* _What is asked_:
From the listing that follows, extract every line and set it down unaltered.

* _Given records_:
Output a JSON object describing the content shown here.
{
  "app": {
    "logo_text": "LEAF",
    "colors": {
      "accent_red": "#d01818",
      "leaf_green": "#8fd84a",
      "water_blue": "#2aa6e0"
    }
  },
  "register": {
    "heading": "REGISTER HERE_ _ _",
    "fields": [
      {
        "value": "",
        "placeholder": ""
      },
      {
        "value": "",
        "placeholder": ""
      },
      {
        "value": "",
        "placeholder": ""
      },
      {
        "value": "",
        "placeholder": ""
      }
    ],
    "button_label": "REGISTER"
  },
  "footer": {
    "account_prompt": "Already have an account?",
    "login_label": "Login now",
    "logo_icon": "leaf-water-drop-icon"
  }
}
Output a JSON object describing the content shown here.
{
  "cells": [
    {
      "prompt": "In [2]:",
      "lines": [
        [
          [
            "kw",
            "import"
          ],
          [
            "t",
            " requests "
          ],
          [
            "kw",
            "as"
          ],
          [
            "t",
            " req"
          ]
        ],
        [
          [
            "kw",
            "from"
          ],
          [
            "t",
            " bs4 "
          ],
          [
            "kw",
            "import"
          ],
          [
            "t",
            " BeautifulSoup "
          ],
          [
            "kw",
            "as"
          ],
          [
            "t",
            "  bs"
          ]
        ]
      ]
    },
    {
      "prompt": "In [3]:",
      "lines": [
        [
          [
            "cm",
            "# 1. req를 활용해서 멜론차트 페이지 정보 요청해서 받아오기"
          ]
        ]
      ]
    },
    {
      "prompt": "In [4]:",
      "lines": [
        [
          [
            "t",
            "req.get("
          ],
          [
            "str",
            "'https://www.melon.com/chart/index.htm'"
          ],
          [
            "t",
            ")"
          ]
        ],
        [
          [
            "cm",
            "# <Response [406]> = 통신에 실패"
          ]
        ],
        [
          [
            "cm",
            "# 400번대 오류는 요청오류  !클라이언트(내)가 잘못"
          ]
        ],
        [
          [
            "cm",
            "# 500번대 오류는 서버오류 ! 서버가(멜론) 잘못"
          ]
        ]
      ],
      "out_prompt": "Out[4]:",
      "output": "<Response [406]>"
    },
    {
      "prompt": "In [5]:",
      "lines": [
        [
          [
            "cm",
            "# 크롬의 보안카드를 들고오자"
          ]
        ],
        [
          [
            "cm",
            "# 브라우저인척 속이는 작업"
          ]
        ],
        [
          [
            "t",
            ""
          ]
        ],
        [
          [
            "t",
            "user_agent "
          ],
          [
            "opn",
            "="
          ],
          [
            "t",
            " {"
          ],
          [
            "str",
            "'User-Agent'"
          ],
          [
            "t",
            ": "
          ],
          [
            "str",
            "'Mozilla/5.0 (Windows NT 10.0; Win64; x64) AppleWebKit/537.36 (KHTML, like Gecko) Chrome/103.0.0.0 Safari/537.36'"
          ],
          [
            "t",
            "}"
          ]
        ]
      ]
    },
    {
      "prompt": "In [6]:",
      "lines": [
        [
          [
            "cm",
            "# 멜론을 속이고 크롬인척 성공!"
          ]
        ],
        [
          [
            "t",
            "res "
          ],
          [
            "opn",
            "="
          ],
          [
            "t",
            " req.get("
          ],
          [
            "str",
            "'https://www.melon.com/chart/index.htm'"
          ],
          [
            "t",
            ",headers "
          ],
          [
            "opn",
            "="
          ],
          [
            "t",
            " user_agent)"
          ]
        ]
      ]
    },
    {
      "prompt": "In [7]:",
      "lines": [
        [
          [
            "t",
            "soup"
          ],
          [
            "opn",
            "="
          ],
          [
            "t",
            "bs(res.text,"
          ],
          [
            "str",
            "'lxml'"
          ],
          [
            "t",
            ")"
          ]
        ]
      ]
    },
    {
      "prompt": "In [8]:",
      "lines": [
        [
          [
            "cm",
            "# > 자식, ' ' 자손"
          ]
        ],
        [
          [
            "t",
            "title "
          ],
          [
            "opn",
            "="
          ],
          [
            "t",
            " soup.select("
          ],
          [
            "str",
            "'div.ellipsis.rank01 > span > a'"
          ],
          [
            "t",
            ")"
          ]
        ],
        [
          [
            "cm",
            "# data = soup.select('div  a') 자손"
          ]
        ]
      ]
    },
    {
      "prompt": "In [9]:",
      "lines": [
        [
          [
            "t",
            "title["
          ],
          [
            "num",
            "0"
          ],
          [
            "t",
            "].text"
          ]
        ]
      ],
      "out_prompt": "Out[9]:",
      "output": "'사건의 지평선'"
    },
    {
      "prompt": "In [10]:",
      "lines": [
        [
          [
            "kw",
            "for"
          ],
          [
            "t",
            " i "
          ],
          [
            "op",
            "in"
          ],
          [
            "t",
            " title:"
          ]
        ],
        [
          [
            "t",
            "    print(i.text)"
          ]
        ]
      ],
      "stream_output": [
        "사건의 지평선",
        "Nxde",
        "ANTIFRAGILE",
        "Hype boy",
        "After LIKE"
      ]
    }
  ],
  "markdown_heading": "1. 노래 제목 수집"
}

* _Worked solution_:
Output a JSON object describing the content shown here.
{
  "app": {
    "logo_text": "LEAF",
    "colors": {
      "accent_red": "#d01818",
      "leaf_green": "#8fd84a",
      "water_blue": "#2aa6e0"
    }
  },
  "register": {
    "heading": "REGISTER HERE_ _ _",
    "fields": [
      {
        "value": "",
        "placeholder": ""
      },
      {
        "value": "",
        "placeholder": ""
      },
      {
        "value": "",
        "placeholder": ""
      },
      {
        "value": "",
        "placeholder": ""
      }
    ],
    "button_label": "REGISTER"
  },
  "footer": {
    "account_prompt": "Already have an account?",
    "login_label": "Login now",
    "logo_icon": "leaf-water-drop-icon"
  }
}
Output a JSON object describing the content shown here.
{
  "cells": [
    {
      "prompt": "In [2]:",
      "lines": [
        [
          [
            "kw",
            "import"
          ],
          [
            "t",
            " requests "
          ],
          [
            "kw",
            "as"
          ],
          [
            "t",
            " req"
          ]
        ],
        [
          [
            "kw",
            "from"
          ],
          [
            "t",
            " bs4 "
          ],
          [
            "kw",
            "import"
          ],
          [
            "t",
            " BeautifulSoup "
          ],
          [
            "kw",
            "as"
          ],
          [
            "t",
            "  bs"
          ]
        ]
      ]
    },
    {
      "prompt": "In [3]:",
      "lines": [
        [
          [
            "cm",
            "# 1. req를 활용해서 멜론차트 페이지 정보 요청해서 받아오기"
          ]
        ]
      ]
    },
    {
      "prompt": "In [4]:",
      "lines": [
        [
          [
            "t",
            "req.get("
          ],
          [
            "str",
            "'https://www.melon.com/chart/index.htm'"
          ],
          [
            "t",
            ")"
          ]
        ],
        [
          [
            "cm",
            "# <Response [406]> = 통신에 실패"
          ]
        ],
        [
          [
            "cm",
            "# 400번대 오류는 요청오류  !클라이언트(내)가 잘못"
          ]
        ],
        [
          [
            "cm",
            "# 500번대 오류는 서버오류 ! 서버가(멜론) 잘못"
          ]
        ]
      ],
      "out_prompt": "Out[4]:",
      "output": "<Response [406]>"
    },
    {
      "prompt": "In [5]:",
      "lines": [
        [
          [
            "cm",
            "# 크롬의 보안카드를 들고오자"
          ]
        ],
        [
          [
            "cm",
            "# 브라우저인척 속이는 작업"
          ]
        ],
        [
          [
            "t",
            ""
          ]
        ],
        [
          [
            "t",
            "user_agent "
          ],
          [
            "opn",
            "="
          ],
          [
            "t",
            " {"
          ],
          [
            "str",
            "'User-Agent'"
          ],
          [
            "t",
            ": "
          ],
          [
            "str",
            "'Mozilla/5.0 (Windows NT 10.0; Win64; x64) AppleWebKit/537.36 (KHTML, like Gecko) Chrome/103.0.0.0 Safari/537.36'"
          ],
          [
            "t",
            "}"
          ]
        ]
      ]
    },
    {
      "prompt": "In [6]:",
      "lines": [
        [
          [
            "cm",
            "# 멜론을 속이고 크롬인척 성공!"
          ]
        ],
        [
          [
            "t",
            "res "
          ],
          [
            "opn",
            "="
          ],
          [
            "t",
            " req.get("
          ],
          [
            "str",
            "'https://www.melon.com/chart/index.htm'"
          ],
          [
            "t",
            ",headers "
          ],
          [
            "opn",
            "="
          ],
          [
            "t",
            " user_agent)"
          ]
        ]
      ]
    },
    {
      "prompt": "In [7]:",
      "lines": [
        [
          [
            "t",
            "soup"
          ],
          [
            "opn",
            "="
          ],
          [
            "t",
            "bs(res.text,"
          ],
          [
            "str",
            "'lxml'"
          ],
          [
            "t",
            ")"
          ]
        ]
      ]
    },
    {
      "prompt": "In [8]:",
      "lines": [
        [
          [
            "cm",
            "# > 자식, ' ' 자손"
          ]
        ],
        [
          [
            "t",
            "title "
          ],
          [
            "opn",
            "="
          ],
          [
            "t",
            " soup.select("
          ],
          [
            "str",
            "'div.ellipsis.rank01 > span > a'"
          ],
          [
            "t",
            ")"
          ]
        ],
        [
          [
            "cm",
            "# data = soup.select('div  a') 자손"
          ]
        ]
      ]
    },
    {
      "prompt": "In [9]:",
      "lines": [
        [
          [
            "t",
            "title["
          ],
          [
            "num",
            "0"
          ],
          [
            "t",
            "].text"
          ]
        ]
      ],
      "out_prompt": "Out[9]:",
      "output": "'사건의 지평선'"
    },
    {
      "prompt": "In [10]:",
      "lines": [
        [
          [
            "kw",
            "for"
          ],
          [
            "t",
            " i "
          ],
          [
            "op",
            "in"
          ],
          [
            "t",
            " title:"
          ]
        ],
        [
          [
            "t",
            "    print(i.text)"
          ]
        ]
      ],
      "stream_output": [
        "사건의 지평선",
        "Nxde",
        "ANTIFRAGILE",
        "Hype boy",
        "After LIKE"
      ]
    }
  ],
  "markdown_heading": "1. 노래 제목 수집"
}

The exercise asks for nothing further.